## Document section
----------------------------------------

KL Trader Investment Research Articles

Swift Haulage - Another Earnings Miss

kltrader
Publish date: Thu, 11 May 2023, 12:37 PM
kltrader
0 20,212
This is a personal investment blog where I keep important research articles relating to KLSE companies.

Earnings miss; cut forecasts and TP

Swift Haulage’s (Swift) 1Q23 core net profit (CNP) of MYR9.1m came in below expectations at 17%/16% of ours/consensus’ FY forecasts. We trim CNP by 10%/9%/9% for FY23/24/25E as we reflect higher overhead costs in our assumptions. We lower our TP by 12% to MYR0.51 (from MYR0.58), pegged to an unchanged EV/EBITDA multiple of 7.0x, in-line with its peers’ 5Y hist. EV/EBITDA median multiple. We D/G Swift to HOLD from BUY.

----------------------------------------

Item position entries
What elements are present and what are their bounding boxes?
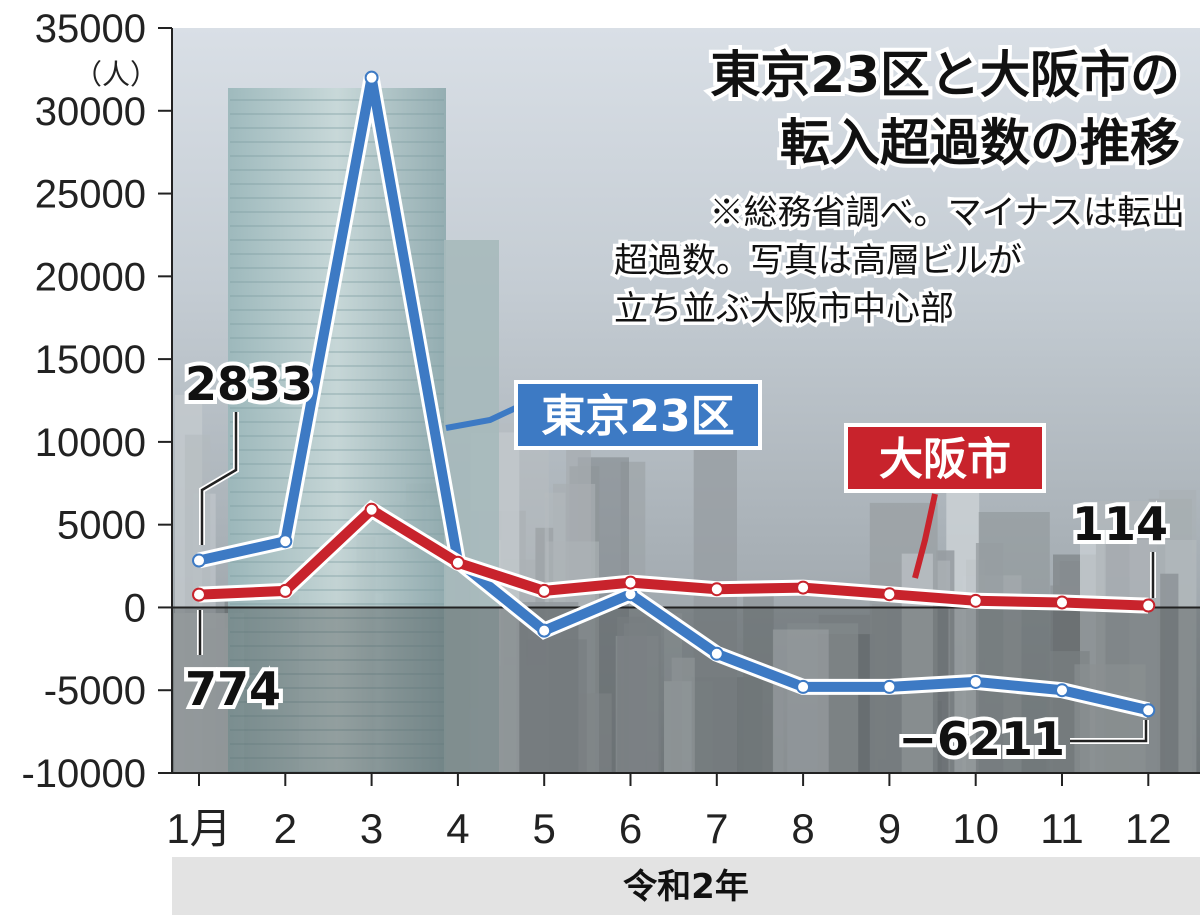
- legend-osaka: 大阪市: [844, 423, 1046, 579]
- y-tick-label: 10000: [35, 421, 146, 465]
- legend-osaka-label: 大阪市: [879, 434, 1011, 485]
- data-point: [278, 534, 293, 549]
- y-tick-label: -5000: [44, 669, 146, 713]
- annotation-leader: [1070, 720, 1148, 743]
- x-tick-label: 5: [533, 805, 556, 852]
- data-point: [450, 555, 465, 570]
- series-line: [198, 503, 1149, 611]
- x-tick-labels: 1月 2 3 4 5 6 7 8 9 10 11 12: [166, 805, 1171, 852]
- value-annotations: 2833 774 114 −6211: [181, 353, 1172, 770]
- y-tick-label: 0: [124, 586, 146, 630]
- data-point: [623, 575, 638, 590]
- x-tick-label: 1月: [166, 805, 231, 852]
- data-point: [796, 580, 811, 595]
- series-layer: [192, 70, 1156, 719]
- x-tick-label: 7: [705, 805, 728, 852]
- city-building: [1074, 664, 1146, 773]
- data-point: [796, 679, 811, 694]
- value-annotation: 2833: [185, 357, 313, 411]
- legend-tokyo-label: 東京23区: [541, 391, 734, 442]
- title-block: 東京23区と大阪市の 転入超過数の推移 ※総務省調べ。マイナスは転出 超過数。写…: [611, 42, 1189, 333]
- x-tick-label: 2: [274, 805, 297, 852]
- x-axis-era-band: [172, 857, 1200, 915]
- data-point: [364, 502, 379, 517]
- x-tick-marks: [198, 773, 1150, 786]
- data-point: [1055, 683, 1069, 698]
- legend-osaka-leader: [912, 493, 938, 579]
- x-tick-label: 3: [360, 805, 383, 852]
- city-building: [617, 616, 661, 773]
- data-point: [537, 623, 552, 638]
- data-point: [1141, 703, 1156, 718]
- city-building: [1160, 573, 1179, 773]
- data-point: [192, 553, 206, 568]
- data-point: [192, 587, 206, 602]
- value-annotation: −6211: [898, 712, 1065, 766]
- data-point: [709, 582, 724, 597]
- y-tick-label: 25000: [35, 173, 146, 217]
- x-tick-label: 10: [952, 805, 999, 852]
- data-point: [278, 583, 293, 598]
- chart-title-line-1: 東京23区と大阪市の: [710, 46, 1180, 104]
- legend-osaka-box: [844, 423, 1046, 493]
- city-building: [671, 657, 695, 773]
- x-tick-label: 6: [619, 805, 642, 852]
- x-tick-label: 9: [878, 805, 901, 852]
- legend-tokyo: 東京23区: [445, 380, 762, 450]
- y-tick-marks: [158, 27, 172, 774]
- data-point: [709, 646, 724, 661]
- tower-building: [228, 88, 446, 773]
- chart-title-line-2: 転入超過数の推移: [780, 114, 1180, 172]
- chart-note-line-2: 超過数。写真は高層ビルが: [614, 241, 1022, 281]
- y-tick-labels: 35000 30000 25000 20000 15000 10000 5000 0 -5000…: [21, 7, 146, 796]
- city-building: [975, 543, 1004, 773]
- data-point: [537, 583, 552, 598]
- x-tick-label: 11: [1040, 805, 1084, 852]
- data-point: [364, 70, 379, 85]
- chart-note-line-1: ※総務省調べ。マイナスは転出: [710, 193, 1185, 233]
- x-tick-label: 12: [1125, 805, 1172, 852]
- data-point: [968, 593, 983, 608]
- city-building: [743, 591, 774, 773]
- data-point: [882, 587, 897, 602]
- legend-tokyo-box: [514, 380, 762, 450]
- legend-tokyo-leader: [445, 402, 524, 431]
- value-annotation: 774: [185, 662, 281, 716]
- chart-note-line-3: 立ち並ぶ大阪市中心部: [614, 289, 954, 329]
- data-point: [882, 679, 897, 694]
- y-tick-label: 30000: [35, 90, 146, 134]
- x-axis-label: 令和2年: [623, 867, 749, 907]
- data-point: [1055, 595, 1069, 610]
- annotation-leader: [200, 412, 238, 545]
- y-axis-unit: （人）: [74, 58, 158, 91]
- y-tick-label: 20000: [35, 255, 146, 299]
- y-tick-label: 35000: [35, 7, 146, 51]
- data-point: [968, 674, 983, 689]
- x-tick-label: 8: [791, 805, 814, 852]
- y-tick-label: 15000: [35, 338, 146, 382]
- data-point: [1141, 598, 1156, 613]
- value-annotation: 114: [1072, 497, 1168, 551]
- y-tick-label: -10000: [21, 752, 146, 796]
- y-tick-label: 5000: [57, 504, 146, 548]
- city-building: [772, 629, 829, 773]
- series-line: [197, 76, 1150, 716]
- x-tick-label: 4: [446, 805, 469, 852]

----------------------------------------

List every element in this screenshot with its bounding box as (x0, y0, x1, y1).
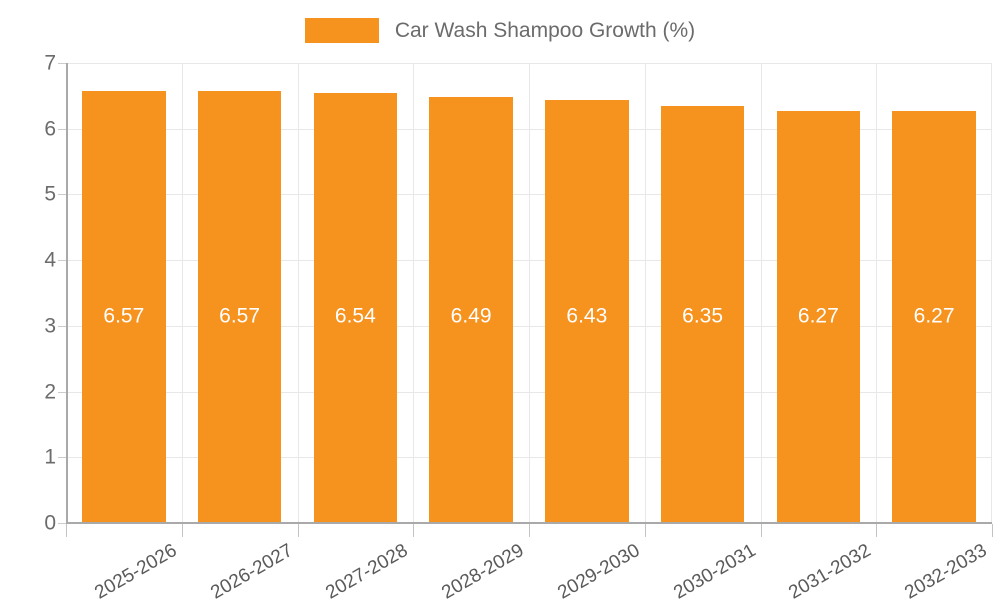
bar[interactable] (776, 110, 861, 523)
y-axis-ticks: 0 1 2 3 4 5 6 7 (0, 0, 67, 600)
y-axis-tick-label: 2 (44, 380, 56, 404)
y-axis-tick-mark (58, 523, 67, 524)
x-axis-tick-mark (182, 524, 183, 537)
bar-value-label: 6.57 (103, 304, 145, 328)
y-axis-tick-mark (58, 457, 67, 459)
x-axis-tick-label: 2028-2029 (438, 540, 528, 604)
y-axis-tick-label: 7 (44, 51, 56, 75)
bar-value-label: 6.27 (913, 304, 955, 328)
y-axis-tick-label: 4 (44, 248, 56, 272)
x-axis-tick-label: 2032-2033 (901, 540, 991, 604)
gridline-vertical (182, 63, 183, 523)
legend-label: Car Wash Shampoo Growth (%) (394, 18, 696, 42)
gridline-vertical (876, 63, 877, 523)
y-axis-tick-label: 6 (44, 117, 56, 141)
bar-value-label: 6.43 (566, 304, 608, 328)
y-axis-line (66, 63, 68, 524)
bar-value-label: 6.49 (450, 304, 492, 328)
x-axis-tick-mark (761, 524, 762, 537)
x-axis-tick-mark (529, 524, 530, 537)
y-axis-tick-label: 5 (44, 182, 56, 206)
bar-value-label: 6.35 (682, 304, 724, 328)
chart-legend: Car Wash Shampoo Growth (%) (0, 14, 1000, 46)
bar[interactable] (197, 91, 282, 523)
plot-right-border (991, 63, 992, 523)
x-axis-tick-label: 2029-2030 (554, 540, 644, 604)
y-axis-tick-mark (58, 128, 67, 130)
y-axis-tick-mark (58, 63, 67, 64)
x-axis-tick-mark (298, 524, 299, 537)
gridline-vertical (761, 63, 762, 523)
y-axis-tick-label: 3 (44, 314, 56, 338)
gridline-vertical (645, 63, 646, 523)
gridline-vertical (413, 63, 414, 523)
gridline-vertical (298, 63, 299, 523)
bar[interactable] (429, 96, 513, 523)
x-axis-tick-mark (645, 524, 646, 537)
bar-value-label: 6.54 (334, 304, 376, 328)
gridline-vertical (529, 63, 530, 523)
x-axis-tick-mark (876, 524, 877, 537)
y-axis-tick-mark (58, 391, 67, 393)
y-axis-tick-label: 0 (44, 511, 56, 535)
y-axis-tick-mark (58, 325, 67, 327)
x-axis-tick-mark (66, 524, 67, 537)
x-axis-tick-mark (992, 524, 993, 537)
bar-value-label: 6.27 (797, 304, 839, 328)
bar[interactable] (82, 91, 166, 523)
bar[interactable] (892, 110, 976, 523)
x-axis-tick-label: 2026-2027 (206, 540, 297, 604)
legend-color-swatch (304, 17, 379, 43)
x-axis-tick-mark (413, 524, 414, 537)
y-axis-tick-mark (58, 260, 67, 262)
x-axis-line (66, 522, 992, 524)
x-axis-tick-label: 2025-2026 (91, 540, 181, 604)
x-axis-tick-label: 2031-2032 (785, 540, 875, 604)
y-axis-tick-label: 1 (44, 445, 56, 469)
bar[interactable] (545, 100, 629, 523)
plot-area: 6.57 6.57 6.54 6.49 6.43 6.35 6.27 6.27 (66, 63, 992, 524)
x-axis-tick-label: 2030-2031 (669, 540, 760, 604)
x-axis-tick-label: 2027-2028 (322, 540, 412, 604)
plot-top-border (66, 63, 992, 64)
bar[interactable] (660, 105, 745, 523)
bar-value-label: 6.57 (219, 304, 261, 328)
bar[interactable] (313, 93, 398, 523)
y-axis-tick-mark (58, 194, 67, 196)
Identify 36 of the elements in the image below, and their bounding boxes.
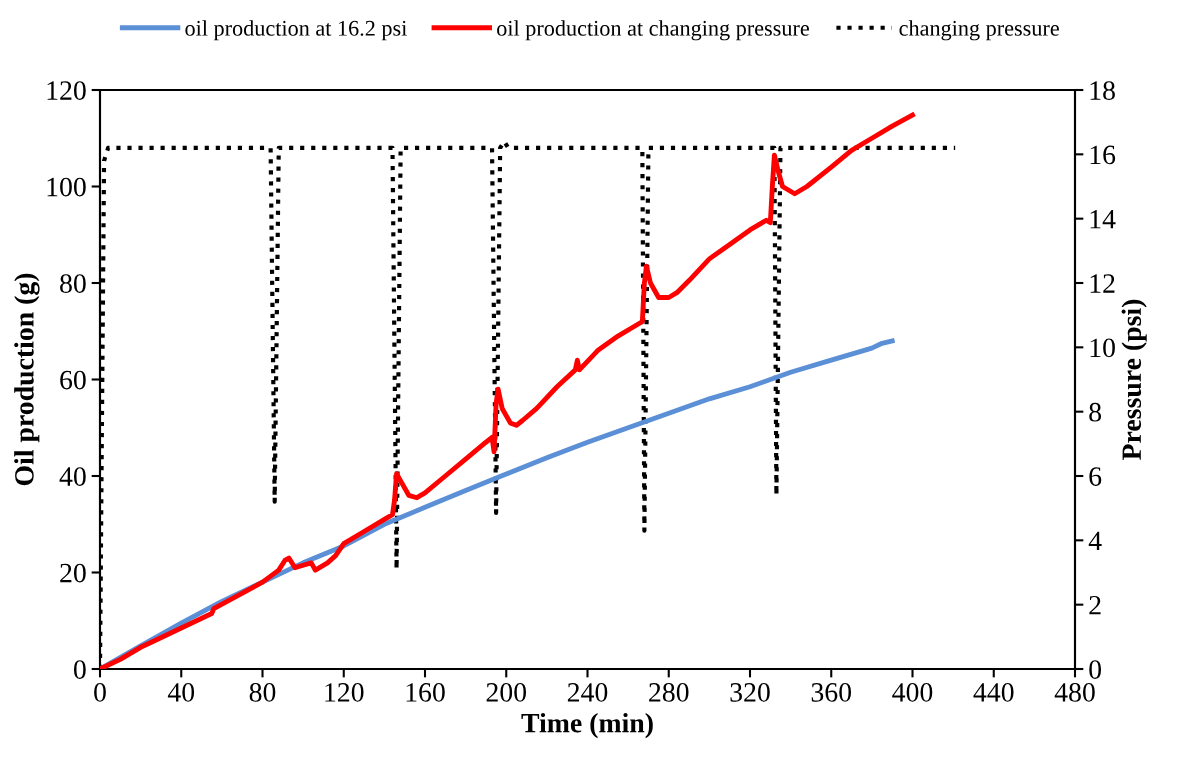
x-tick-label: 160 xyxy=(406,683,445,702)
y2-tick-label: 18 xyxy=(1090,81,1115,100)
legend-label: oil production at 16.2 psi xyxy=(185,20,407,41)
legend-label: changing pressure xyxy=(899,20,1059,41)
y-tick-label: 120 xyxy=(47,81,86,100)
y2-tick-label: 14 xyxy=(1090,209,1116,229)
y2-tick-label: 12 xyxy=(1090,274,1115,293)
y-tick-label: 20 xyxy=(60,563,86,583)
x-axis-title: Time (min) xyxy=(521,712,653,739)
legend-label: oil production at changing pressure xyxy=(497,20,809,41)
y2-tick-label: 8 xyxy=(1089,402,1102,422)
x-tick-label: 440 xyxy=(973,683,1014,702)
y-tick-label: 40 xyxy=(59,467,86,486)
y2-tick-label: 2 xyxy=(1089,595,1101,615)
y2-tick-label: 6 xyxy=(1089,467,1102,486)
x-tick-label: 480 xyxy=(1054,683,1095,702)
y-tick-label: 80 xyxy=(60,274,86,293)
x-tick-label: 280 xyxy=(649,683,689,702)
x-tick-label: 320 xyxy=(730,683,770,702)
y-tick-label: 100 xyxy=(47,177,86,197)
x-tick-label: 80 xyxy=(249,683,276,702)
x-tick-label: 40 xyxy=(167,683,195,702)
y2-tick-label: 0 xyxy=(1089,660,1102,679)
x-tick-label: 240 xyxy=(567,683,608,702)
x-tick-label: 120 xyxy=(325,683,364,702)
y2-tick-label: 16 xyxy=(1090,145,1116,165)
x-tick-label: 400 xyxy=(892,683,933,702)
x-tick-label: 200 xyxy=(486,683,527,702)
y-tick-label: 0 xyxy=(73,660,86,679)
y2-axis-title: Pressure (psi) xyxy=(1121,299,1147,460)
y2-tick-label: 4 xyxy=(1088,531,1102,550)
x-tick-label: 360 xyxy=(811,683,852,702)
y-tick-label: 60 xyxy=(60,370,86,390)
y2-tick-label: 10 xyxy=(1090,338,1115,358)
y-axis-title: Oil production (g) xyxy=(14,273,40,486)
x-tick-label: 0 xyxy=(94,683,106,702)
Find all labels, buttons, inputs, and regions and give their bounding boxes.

----------------------------------------

## Exercise set
1. In the Swift Haulage earnings note, list every amount given in Malaysian ringgit (MYR), each with what it refers to.
2. Answer these questions from the Swift Haulage earnings note:
(a) On what date and at what time was it published?
(b) To what rating was Swift downgraded, and from what?
(c) What EV/EBITDA multiple is the target price pegged to?
3. Carry the Swift Haulage earnings note forward from its last sentence.

## Written responses
1.
- MYR9.1m: Swift's 1Q23 core net profit
- MYR0.51: the lowered target price
- MYR0.58: the previous target price

2.
(a) Thu, 11 May 2023, 12:37 PM
(b) To HOLD, from BUY
(c) 7.0x

3.
CNP plunge -30% YoY on high overheads

1Q23 CNP slump by -30% YoY to MYR9.1m despite revenue grew +6% YoY to MYR160.3m, as margin contracted on higher finance costs and overheads. Revenue growth was largely driven by land transportation (+20% YoY) and warehousing & container depot segments (+14% YoY) from new capacity in FY22, partly offset by weaker container haulage (-2% YoY) and freight forwarding segments (-15% YoY). In terms of operating performances, all segments saw margin compression except for warehousing & container depot, which we believe was attributed to higher margin from own vs. leased warehouses and higher utilisation for the container depot.

Margin contraction for CH and FF segments

QoQ, Swift’s CNP dipped (-4% QoQ) despite revenue improved (+3% QoQ), as margin compressed on higher finance costs and overheads. Margins weakness were mainly from container haulage and freight forwarding segments, partly cushioned by improving land transportation and warehousing & container depot revenues (on commencement of new warehouse operations).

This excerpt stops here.